- Work to be completed
Single out the lines of the material that contain "правильно" and copy them.

— START OF Data supplied —

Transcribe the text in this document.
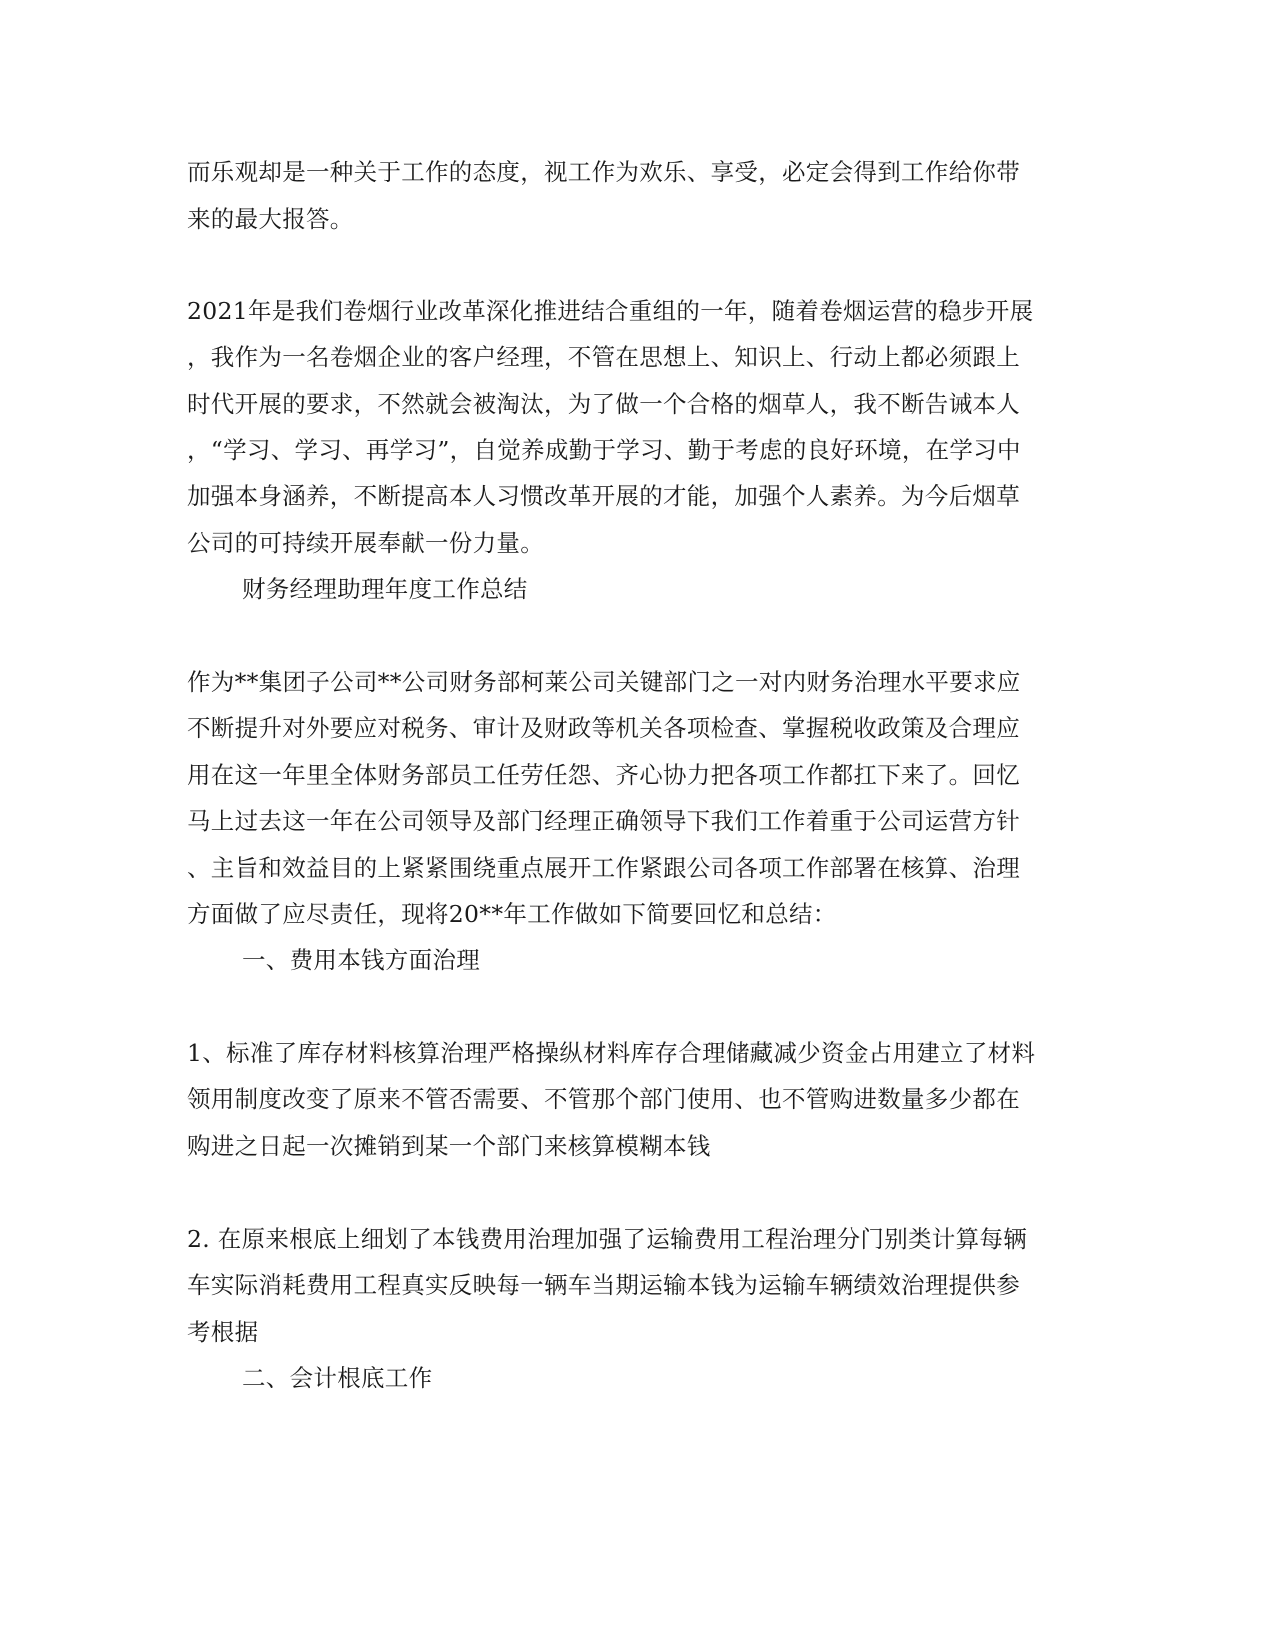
而乐观却是一种关于工作的态度，视工作为欢乐、享受，必定会得到工作给你带
来的最大报答。
2021年是我们卷烟行业改革深化推进结合重组的一年，随着卷烟运营的稳步开展
，我作为一名卷烟企业的客户经理，不管在思想上、知识上、行动上都必须跟上
时代开展的要求，不然就会被淘汰，为了做一个合格的烟草人，我不断告诫本人
，“学习、学习、再学习”，自觉养成勤于学习、勤于考虑的良好环境，在学习中
加强本身涵养，不断提高本人习惯改革开展的才能，加强个人素养。为今后烟草
公司的可持续开展奉献一份力量。
财务经理助理年度工作总结
作为**集团子公司**公司财务部柯莱公司关键部门之一对内财务治理水平要求应
不断提升对外要应对税务、审计及财政等机关各项检查、掌握税收政策及合理应
用在这一年里全体财务部员工任劳任怨、齐心协力把各项工作都扛下来了。回忆
马上过去这一年在公司领导及部门经理正确领导下我们工作着重于公司运营方针
、主旨和效益目的上紧紧围绕重点展开工作紧跟公司各项工作部署在核算、治理
方面做了应尽责任，现将20**年工作做如下简要回忆和总结：
一、费用本钱方面治理
1、标准了库存材料核算治理严格操纵材料库存合理储藏减少资金占用建立了材料
领用制度改变了原来不管否需要、不管那个部门使用、也不管购进数量多少都在
购进之日起一次摊销到某一个部门来核算模糊本钱
2. 在原来根底上细划了本钱费用治理加强了运输费用工程治理分门别类计算每辆
车实际消耗费用工程真实反映每一辆车当期运输本钱为运输车辆绩效治理提供参
考根据
二、会计根底工作
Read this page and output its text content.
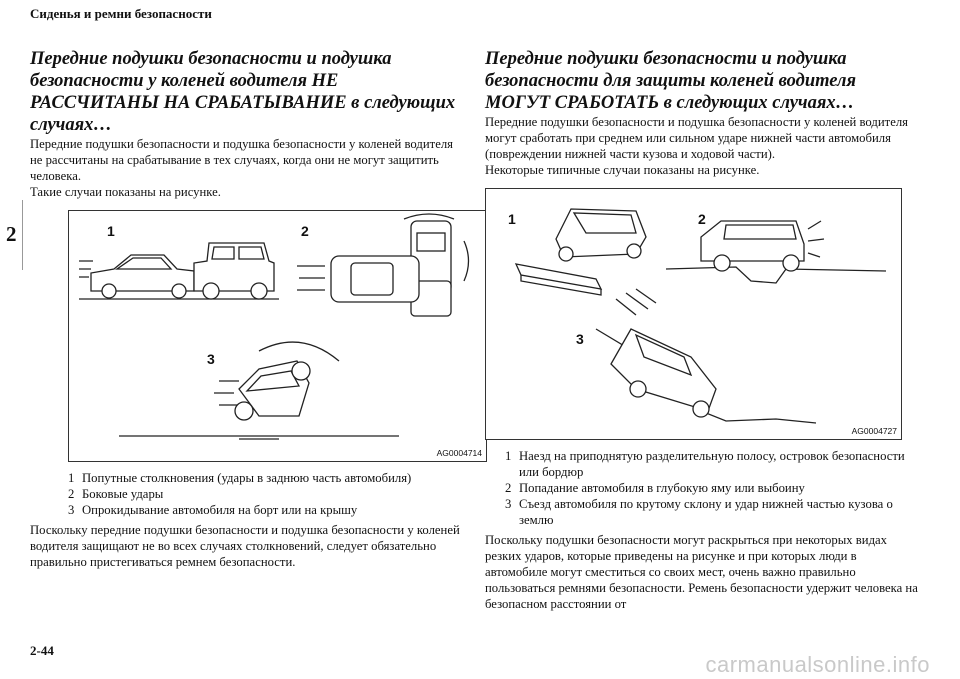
Сиденья и ремни безопасности
2
Передние подушки безопасности и подушка безопасности у коленей водителя НЕ РАССЧИТАНЫ НА СРАБАТЫВАНИЕ в следующих случаях…

Передние подушки безопасности и подушка безопасности у коленей водителя не рассчитаны на срабатывание в тех случаях, когда они не могут защитить человека.

Такие случаи показаны на рисунке.

1	2
3
AG0004714
1 Попутные столкновения (удары в заднюю часть автомобиля)
2 Боковые удары
3 Опрокидывание автомобиля на борт или на крышу

Поскольку передние подушки безопасности и подушка безопасности у коленей водителя защищают не во всех случаях столкновений, следует обязательно правильно пристегиваться ремнем безопасности.

Передние подушки безопасности и подушка безопасности для защиты коленей водителя МОГУТ СРАБОТАТЬ в следующих случаях…

Передние подушки безопасности и подушка безопасности у коленей водителя могут сработать при среднем или сильном ударе нижней части автомобиля (повреждении нижней части кузова и ходовой части).

Некоторые типичные случаи показаны на рисунке.

1	2
3
AG0004727
1 Наезд на приподнятую разделительную полосу, островок безопасности или бордюр
2 Попадание автомобиля в глубокую яму или выбоину
3 Съезд автомобиля по крутому склону и удар нижней частью кузова о землю

Поскольку подушки безопасности могут раскрыться при некоторых видах резких ударов, которые приведены на рисунке и при которых люди в автомобиле могут сместиться со своих мест, очень важно правильно пользоваться ремнями безопасности. Ремень безопасности удержит человека на безопасном расстоянии от

2-44
carmanualsonline.info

— END OF Data supplied —

- Task response
Поскольку передние подушки безопасности и подушка безопасности у коленей водителя защищают не во всех случаях столкновений, следует обязательно правильно пристегиваться ремнем безопасности.
Поскольку подушки безопасности могут раскрыться при некоторых видах резких ударов, которые приведены на рисунке и при которых люди в автомобиле могут сместиться со своих мест, очень важно правильно пользоваться ремнями безопасности. Ремень безопасности удержит человека на безопасном расстоянии от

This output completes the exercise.